Saved entries:
■ ■ ■ ■ ■ ■ ■

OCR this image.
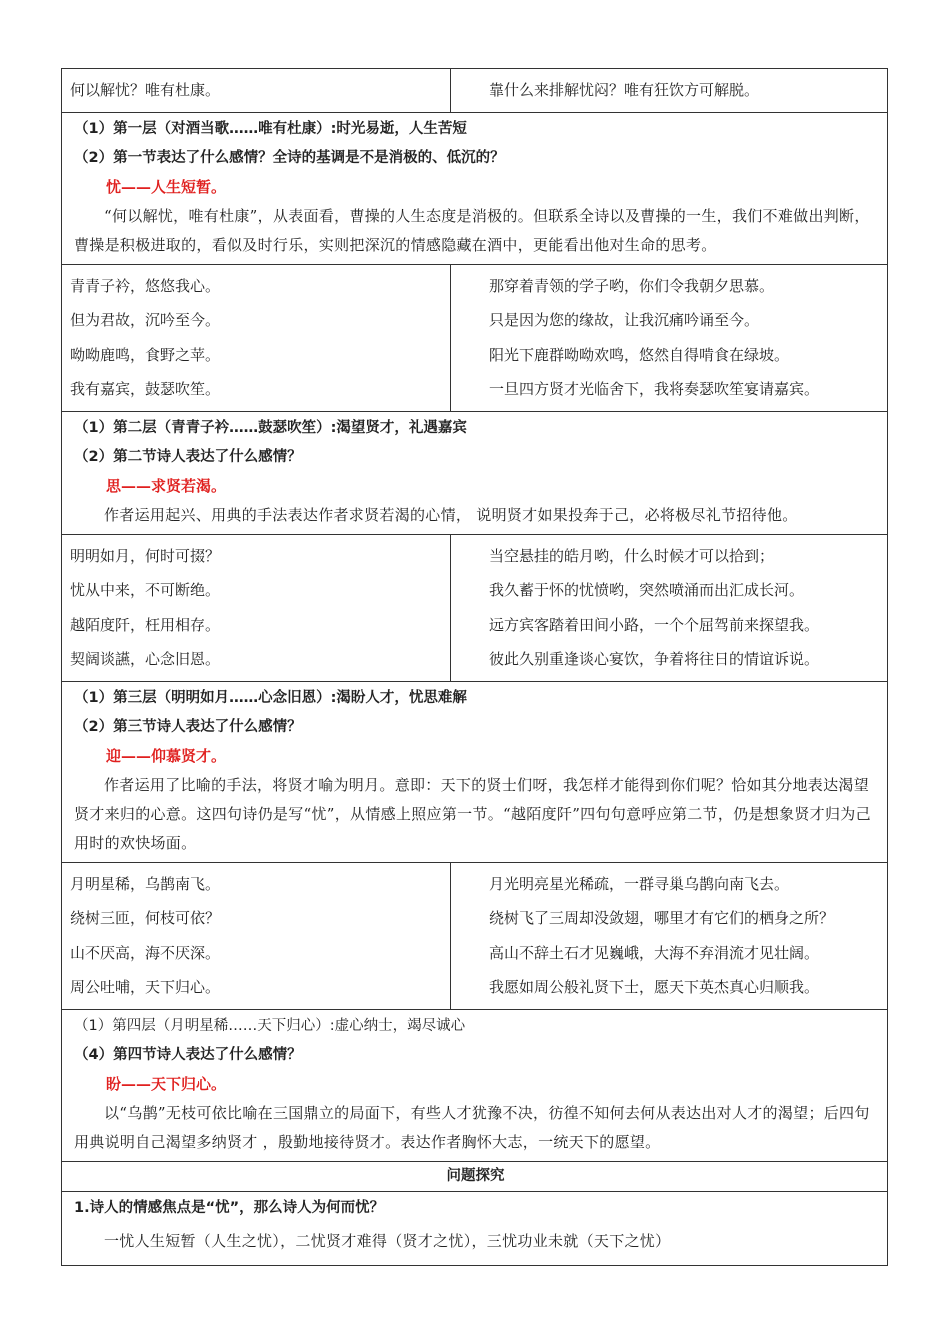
何以解忧？唯有杜康。	靠什么来排解忧闷？唯有狂饮方可解脱。

（1）第一层（对酒当歌……唯有杜康）:时光易逝，人生苦短

（2）第一节表达了什么感情？全诗的基调是不是消极的、低沉的？

忧——人生短暂。

“何以解忧，唯有杜康”，从表面看，曹操的人生态度是消极的。但联系全诗以及曹操的一生，我们不难做出判断，曹操是积极进取的，看似及时行乐，实则把深沉的情感隐藏在酒中，更能看出他对生命的思考。

青青子衿，悠悠我心。

但为君故，沉吟至今。

呦呦鹿鸣，食野之苹。

我有嘉宾，鼓瑟吹笙。

那穿着青领的学子哟，你们令我朝夕思慕。

只是因为您的缘故，让我沉痛吟诵至今。

阳光下鹿群呦呦欢鸣，悠然自得啃食在绿坡。

一旦四方贤才光临舍下，我将奏瑟吹笙宴请嘉宾。

（1）第二层（青青子衿……鼓瑟吹笙）:渴望贤才，礼遇嘉宾

（2）第二节诗人表达了什么感情？

思——求贤若渴。

作者运用起兴、用典的手法表达作者求贤若渴的心情， 说明贤才如果投奔于己，必将极尽礼节招待他。

明明如月，何时可掇？

忧从中来，不可断绝。

越陌度阡，枉用相存。

契阔谈讌，心念旧恩。

当空悬挂的皓月哟，什么时候才可以拾到；

我久蓄于怀的忧愤哟，突然喷涌而出汇成长河。

远方宾客踏着田间小路，一个个屈驾前来探望我。

彼此久别重逢谈心宴饮，争着将往日的情谊诉说。

（1）第三层（明明如月……心念旧恩）:渴盼人才，忧思难解

（2）第三节诗人表达了什么感情？

迎——仰慕贤才。

作者运用了比喻的手法，将贤才喻为明月。意即：天下的贤士们呀，我怎样才能得到你们呢？恰如其分地表达渴望贤才来归的心意。这四句诗仍是写“忧”，从情感上照应第一节。“越陌度阡”四句句意呼应第二节，仍是想象贤才归为己用时的欢快场面。

月明星稀，乌鹊南飞。

绕树三匝，何枝可依？

山不厌高，海不厌深。

周公吐哺，天下归心。

月光明亮星光稀疏，一群寻巢乌鹊向南飞去。

绕树飞了三周却没敛翅，哪里才有它们的栖身之所？

高山不辞土石才见巍峨，大海不弃涓流才见壮阔。

我愿如周公般礼贤下士，愿天下英杰真心归顺我。

（1）第四层（月明星稀……天下归心）:虚心纳士，竭尽诚心

（4）第四节诗人表达了什么感情？

盼——天下归心。

以“乌鹊”无枝可依比喻在三国鼎立的局面下，有些人才犹豫不决，彷徨不知何去何从表达出对人才的渴望；后四句用典说明自己渴望多纳贤才 ，殷勤地接待贤才。表达作者胸怀大志，一统天下的愿望。

问题探究

1.诗人的情感焦点是“忧”，那么诗人为何而忧？

一忧人生短暂（人生之忧），二忧贤才难得（贤才之忧），三忧功业未就（天下之忧）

■ ■ ■ ■ ■ ■ ■

__Work required__
Quote the entries in full. Any image among them is to be omitted from the copy.

__Solution to this problem__
OCR this image.
何以解忧？唯有杜康。	靠什么来排解忧闷？唯有狂饮方可解脱。

（1）第一层（对酒当歌……唯有杜康）:时光易逝，人生苦短

（2）第一节表达了什么感情？全诗的基调是不是消极的、低沉的？

忧——人生短暂。

“何以解忧，唯有杜康”，从表面看，曹操的人生态度是消极的。但联系全诗以及曹操的一生，我们不难做出判断，曹操是积极进取的，看似及时行乐，实则把深沉的情感隐藏在酒中，更能看出他对生命的思考。

青青子衿，悠悠我心。

但为君故，沉吟至今。

呦呦鹿鸣，食野之苹。

我有嘉宾，鼓瑟吹笙。

那穿着青领的学子哟，你们令我朝夕思慕。

只是因为您的缘故，让我沉痛吟诵至今。

阳光下鹿群呦呦欢鸣，悠然自得啃食在绿坡。

一旦四方贤才光临舍下，我将奏瑟吹笙宴请嘉宾。

（1）第二层（青青子衿……鼓瑟吹笙）:渴望贤才，礼遇嘉宾

（2）第二节诗人表达了什么感情？

思——求贤若渴。

作者运用起兴、用典的手法表达作者求贤若渴的心情， 说明贤才如果投奔于己，必将极尽礼节招待他。

明明如月，何时可掇？

忧从中来，不可断绝。

越陌度阡，枉用相存。

契阔谈讌，心念旧恩。

当空悬挂的皓月哟，什么时候才可以拾到；

我久蓄于怀的忧愤哟，突然喷涌而出汇成长河。

远方宾客踏着田间小路，一个个屈驾前来探望我。

彼此久别重逢谈心宴饮，争着将往日的情谊诉说。

（1）第三层（明明如月……心念旧恩）:渴盼人才，忧思难解

（2）第三节诗人表达了什么感情？

迎——仰慕贤才。

作者运用了比喻的手法，将贤才喻为明月。意即：天下的贤士们呀，我怎样才能得到你们呢？恰如其分地表达渴望贤才来归的心意。这四句诗仍是写“忧”，从情感上照应第一节。“越陌度阡”四句句意呼应第二节，仍是想象贤才归为己用时的欢快场面。

月明星稀，乌鹊南飞。

绕树三匝，何枝可依？

山不厌高，海不厌深。

周公吐哺，天下归心。

月光明亮星光稀疏，一群寻巢乌鹊向南飞去。

绕树飞了三周却没敛翅，哪里才有它们的栖身之所？

高山不辞土石才见巍峨，大海不弃涓流才见壮阔。

我愿如周公般礼贤下士，愿天下英杰真心归顺我。

（1）第四层（月明星稀……天下归心）:虚心纳士，竭尽诚心

（4）第四节诗人表达了什么感情？

盼——天下归心。

以“乌鹊”无枝可依比喻在三国鼎立的局面下，有些人才犹豫不决，彷徨不知何去何从表达出对人才的渴望；后四句用典说明自己渴望多纳贤才 ，殷勤地接待贤才。表达作者胸怀大志，一统天下的愿望。

问题探究

1.诗人的情感焦点是“忧”，那么诗人为何而忧？

一忧人生短暂（人生之忧），二忧贤才难得（贤才之忧），三忧功业未就（天下之忧）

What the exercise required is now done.